▶ Work request: Below is a set of entries; copy all of them exactly.

[Opening Available records section]

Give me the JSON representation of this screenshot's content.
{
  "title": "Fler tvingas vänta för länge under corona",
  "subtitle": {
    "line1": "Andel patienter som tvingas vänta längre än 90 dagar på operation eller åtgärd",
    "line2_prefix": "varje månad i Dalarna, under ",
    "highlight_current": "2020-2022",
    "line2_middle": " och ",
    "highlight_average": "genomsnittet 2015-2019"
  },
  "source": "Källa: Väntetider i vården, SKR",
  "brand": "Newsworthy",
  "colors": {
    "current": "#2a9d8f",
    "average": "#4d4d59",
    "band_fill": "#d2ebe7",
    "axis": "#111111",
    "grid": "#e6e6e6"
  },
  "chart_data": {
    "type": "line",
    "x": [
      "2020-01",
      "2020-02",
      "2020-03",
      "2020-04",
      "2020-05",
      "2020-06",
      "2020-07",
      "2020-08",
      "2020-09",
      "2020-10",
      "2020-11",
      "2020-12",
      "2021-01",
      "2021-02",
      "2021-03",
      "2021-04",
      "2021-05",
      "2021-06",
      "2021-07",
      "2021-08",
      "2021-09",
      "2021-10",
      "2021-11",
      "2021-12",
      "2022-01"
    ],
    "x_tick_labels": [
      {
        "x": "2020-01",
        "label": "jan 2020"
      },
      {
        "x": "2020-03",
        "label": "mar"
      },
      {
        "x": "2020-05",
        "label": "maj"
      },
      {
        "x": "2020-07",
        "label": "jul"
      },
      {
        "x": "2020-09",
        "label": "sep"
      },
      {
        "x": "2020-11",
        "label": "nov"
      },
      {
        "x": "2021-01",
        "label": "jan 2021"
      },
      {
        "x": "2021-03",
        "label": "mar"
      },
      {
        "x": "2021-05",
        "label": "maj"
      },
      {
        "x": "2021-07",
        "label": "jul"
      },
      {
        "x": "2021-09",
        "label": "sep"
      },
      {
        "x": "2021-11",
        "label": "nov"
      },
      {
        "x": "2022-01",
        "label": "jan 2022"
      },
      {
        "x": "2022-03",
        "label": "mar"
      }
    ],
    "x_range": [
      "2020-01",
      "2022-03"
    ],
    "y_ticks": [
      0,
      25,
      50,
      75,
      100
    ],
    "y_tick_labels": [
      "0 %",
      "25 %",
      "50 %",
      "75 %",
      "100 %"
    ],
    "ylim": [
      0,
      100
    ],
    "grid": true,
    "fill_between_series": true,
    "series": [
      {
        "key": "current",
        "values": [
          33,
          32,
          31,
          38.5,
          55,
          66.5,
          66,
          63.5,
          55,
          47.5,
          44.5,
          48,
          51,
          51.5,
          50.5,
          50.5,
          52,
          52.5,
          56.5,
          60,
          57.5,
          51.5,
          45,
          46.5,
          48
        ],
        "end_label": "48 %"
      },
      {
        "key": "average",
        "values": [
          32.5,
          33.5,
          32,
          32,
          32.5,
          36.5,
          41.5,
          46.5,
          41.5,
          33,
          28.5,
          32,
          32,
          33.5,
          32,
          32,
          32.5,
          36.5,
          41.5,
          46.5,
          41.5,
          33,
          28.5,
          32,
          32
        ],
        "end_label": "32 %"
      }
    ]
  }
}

[Closing Available records section]

▶ Output:
Give me the JSON representation of this screenshot's content.
{
  "title": "Fler tvingas vänta för länge under corona",
  "subtitle": {
    "line1": "Andel patienter som tvingas vänta längre än 90 dagar på operation eller åtgärd",
    "line2_prefix": "varje månad i Dalarna, under ",
    "highlight_current": "2020-2022",
    "line2_middle": " och ",
    "highlight_average": "genomsnittet 2015-2019"
  },
  "source": "Källa: Väntetider i vården, SKR",
  "brand": "Newsworthy",
  "colors": {
    "current": "#2a9d8f",
    "average": "#4d4d59",
    "band_fill": "#d2ebe7",
    "axis": "#111111",
    "grid": "#e6e6e6"
  },
  "chart_data": {
    "type": "line",
    "x": [
      "2020-01",
      "2020-02",
      "2020-03",
      "2020-04",
      "2020-05",
      "2020-06",
      "2020-07",
      "2020-08",
      "2020-09",
      "2020-10",
      "2020-11",
      "2020-12",
      "2021-01",
      "2021-02",
      "2021-03",
      "2021-04",
      "2021-05",
      "2021-06",
      "2021-07",
      "2021-08",
      "2021-09",
      "2021-10",
      "2021-11",
      "2021-12",
      "2022-01"
    ],
    "x_tick_labels": [
      {
        "x": "2020-01",
        "label": "jan 2020"
      },
      {
        "x": "2020-03",
        "label": "mar"
      },
      {
        "x": "2020-05",
        "label": "maj"
      },
      {
        "x": "2020-07",
        "label": "jul"
      },
      {
        "x": "2020-09",
        "label": "sep"
      },
      {
        "x": "2020-11",
        "label": "nov"
      },
      {
        "x": "2021-01",
        "label": "jan 2021"
      },
      {
        "x": "2021-03",
        "label": "mar"
      },
      {
        "x": "2021-05",
        "label": "maj"
      },
      {
        "x": "2021-07",
        "label": "jul"
      },
      {
        "x": "2021-09",
        "label": "sep"
      },
      {
        "x": "2021-11",
        "label": "nov"
      },
      {
        "x": "2022-01",
        "label": "jan 2022"
      },
      {
        "x": "2022-03",
        "label": "mar"
      }
    ],
    "x_range": [
      "2020-01",
      "2022-03"
    ],
    "y_ticks": [
      0,
      25,
      50,
      75,
      100
    ],
    "y_tick_labels": [
      "0 %",
      "25 %",
      "50 %",
      "75 %",
      "100 %"
    ],
    "ylim": [
      0,
      100
    ],
    "grid": true,
    "fill_between_series": true,
    "series": [
      {
        "key": "current",
        "values": [
          33,
          32,
          31,
          38.5,
          55,
          66.5,
          66,
          63.5,
          55,
          47.5,
          44.5,
          48,
          51,
          51.5,
          50.5,
          50.5,
          52,
          52.5,
          56.5,
          60,
          57.5,
          51.5,
          45,
          46.5,
          48
        ],
        "end_label": "48 %"
      },
      {
        "key": "average",
        "values": [
          32.5,
          33.5,
          32,
          32,
          32.5,
          36.5,
          41.5,
          46.5,
          41.5,
          33,
          28.5,
          32,
          32,
          33.5,
          32,
          32,
          32.5,
          36.5,
          41.5,
          46.5,
          41.5,
          33,
          28.5,
          32,
          32
        ],
        "end_label": "32 %"
      }
    ]
  }
}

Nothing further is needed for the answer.